>> START Source excerpt
Apparently, people have a lot of opinions about what you are and are not supposed to wear after the super-old-you-are-going-to-expire age of 30. From what I understand from the many articles and lists about what’s off limits, I guess dressing yourself after 30 is about finding that fine, fine line between co-ed and MILF, like sexy but not too sexy, attractive but not trying too hard, super confident but also age-appropriately modest. So basically just visible enough that you are still do-able vis á vis the male gaze without letting it get to your head — you hussy, who do you think you are!
But you know what is great about being a queer gal or boi? Not giving a hoot about social norms around what “respectable ladies” are supposed to look like. Because for many of us, that’s a completely unattainable goal. And “dressing for your age” is wrapped up in respectability politics that are classist and racist and dumb. Our shared experience of queerness is about being proud of our outsider status. We break all the fashion rules: whether that’s shopping in the boys and mens departments, putting hot clothes on fat bods, rocking alternative lifestyle haircuts, or wearing body glitter way past our tweens. We are communities who straddle multiple identities, who believe fiercely in celebrating individuality, and who don’t want to put anyone in a box. Because we’re awesome like that. So in the spirit of queer fashion and queer life and love, here are my fashion tips for all you folks on the cusp of 30 or above (based on researching many “what not to wear” advice articles), with cameos from some of your favorite inspiration models.
>> END Source excerpt
>> START Supplied entries
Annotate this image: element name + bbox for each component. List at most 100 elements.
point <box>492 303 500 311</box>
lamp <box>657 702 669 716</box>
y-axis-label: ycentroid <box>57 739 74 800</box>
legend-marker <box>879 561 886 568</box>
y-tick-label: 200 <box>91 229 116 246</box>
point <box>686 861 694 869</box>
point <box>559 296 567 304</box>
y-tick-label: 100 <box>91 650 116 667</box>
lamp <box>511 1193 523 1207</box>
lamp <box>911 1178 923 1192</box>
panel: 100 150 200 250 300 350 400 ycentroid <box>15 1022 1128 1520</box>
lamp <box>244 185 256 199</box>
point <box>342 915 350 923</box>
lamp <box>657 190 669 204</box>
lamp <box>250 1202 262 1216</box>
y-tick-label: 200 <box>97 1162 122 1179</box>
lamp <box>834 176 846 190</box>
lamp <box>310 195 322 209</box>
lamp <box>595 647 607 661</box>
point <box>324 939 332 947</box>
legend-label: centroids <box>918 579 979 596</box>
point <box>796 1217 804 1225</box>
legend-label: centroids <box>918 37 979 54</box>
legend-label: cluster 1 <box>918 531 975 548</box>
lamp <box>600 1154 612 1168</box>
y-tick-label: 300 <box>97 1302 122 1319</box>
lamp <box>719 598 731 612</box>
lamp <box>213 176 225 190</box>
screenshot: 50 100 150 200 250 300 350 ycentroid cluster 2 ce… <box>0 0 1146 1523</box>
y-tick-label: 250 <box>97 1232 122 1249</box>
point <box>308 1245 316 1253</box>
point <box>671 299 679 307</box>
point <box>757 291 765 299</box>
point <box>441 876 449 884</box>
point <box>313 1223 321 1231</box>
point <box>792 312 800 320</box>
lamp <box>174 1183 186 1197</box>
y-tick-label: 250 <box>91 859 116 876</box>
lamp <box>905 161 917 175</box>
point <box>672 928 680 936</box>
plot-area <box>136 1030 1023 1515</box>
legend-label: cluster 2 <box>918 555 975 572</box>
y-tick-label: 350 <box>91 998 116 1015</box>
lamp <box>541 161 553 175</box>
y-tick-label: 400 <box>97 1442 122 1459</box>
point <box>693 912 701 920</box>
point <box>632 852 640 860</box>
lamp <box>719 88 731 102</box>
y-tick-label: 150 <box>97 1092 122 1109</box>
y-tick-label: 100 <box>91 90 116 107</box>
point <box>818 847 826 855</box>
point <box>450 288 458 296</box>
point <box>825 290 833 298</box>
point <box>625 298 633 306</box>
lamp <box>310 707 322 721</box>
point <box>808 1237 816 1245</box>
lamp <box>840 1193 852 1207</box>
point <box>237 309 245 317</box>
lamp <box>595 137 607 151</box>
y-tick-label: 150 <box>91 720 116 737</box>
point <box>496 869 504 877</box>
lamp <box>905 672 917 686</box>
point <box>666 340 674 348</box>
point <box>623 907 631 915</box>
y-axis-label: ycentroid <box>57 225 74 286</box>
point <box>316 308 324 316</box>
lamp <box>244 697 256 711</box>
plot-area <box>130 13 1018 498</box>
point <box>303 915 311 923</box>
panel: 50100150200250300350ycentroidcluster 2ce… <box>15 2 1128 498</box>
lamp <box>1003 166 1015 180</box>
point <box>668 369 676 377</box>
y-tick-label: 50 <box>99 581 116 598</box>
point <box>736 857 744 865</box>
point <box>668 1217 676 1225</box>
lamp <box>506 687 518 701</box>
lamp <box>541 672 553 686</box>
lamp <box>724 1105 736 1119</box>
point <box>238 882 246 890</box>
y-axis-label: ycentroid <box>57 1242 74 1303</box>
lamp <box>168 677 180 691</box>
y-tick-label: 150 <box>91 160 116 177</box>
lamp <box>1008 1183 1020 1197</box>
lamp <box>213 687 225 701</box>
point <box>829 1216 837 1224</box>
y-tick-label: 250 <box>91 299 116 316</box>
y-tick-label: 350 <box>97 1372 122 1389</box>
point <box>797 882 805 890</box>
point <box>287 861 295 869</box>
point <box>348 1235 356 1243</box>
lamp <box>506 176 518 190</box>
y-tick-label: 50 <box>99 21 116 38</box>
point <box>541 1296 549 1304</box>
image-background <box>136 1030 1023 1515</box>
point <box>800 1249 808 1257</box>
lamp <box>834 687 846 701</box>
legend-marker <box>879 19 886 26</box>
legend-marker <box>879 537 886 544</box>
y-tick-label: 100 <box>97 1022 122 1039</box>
>> END Supplied entries
### Problems and tasks
A: In the essay on dressing after 30, translate this sentence into Spanish: "Our shared experience of queerness is about being proud of our outsider status."
B: Repeat word for word the passage of the essay on dressing after 30 that opens with the words containing "Apparently, people have" and closes with "think you are!".

### Results
A: Nuestra experiencia compartida de ser queer consiste en sentir orgullo de estar al margen.

B:
Apparently, people have a lot of opinions about what you are and are not supposed to wear after the super-old-you-are-going-to-expire age of 30. From what I understand from the many articles and lists about what’s off limits, I guess dressing yourself after 30 is about finding that fine, fine line between co-ed and MILF, like sexy but not too sexy, attractive but not trying too hard, super confident but also age-appropriately modest. So basically just visible enough that you are still do-able vis á vis the male gaze without letting it get to your head — you hussy, who do you think you are!